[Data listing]
^^^^^^^^

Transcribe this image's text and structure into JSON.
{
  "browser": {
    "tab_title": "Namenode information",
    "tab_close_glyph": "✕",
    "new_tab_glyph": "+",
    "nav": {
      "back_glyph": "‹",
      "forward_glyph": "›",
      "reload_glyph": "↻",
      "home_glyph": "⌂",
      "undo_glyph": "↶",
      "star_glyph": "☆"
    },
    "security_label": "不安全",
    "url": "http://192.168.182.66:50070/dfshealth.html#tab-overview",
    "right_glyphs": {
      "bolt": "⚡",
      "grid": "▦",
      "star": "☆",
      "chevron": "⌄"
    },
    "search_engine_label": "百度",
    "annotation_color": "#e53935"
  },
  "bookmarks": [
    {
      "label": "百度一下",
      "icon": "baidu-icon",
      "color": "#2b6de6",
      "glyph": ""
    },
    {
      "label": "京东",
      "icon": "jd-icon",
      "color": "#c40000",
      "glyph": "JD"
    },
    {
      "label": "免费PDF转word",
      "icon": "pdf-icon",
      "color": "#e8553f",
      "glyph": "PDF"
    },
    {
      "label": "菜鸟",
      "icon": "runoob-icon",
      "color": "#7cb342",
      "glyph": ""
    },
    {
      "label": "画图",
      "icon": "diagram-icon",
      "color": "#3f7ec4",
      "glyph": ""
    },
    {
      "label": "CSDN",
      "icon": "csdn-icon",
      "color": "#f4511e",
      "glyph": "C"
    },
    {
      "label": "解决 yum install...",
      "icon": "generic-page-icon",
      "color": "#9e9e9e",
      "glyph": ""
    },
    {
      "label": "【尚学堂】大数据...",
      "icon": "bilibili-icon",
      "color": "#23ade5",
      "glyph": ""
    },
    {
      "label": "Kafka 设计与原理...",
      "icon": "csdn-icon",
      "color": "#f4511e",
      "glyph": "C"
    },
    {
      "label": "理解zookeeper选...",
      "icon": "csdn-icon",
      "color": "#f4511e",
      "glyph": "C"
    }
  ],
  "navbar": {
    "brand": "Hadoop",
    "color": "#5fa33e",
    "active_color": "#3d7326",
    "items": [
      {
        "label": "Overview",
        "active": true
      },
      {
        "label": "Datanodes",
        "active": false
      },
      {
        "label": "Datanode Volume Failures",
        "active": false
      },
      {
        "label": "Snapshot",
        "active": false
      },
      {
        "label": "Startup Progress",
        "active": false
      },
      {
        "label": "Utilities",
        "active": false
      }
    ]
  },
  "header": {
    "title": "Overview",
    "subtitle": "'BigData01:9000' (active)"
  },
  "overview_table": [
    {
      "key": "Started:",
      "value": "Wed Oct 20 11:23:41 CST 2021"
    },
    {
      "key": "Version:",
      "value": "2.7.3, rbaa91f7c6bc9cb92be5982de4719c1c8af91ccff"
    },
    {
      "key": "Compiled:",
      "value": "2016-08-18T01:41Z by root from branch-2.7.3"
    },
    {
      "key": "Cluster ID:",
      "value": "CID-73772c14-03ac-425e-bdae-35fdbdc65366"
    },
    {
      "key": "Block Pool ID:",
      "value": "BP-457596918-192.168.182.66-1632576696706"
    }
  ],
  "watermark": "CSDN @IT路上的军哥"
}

^^^^^^^^

▶ EXERCISE OBJECTIVE
Copy every line in the listing above where the string "icon" turns up.

▶ OUTPUT FOR THIS EXERCISE
      "icon": "baidu-icon",
      "icon": "jd-icon",
      "icon": "pdf-icon",
      "icon": "runoob-icon",
      "icon": "diagram-icon",
      "icon": "csdn-icon",
      "icon": "generic-page-icon",
      "icon": "bilibili-icon",
      "icon": "csdn-icon",
      "icon": "csdn-icon",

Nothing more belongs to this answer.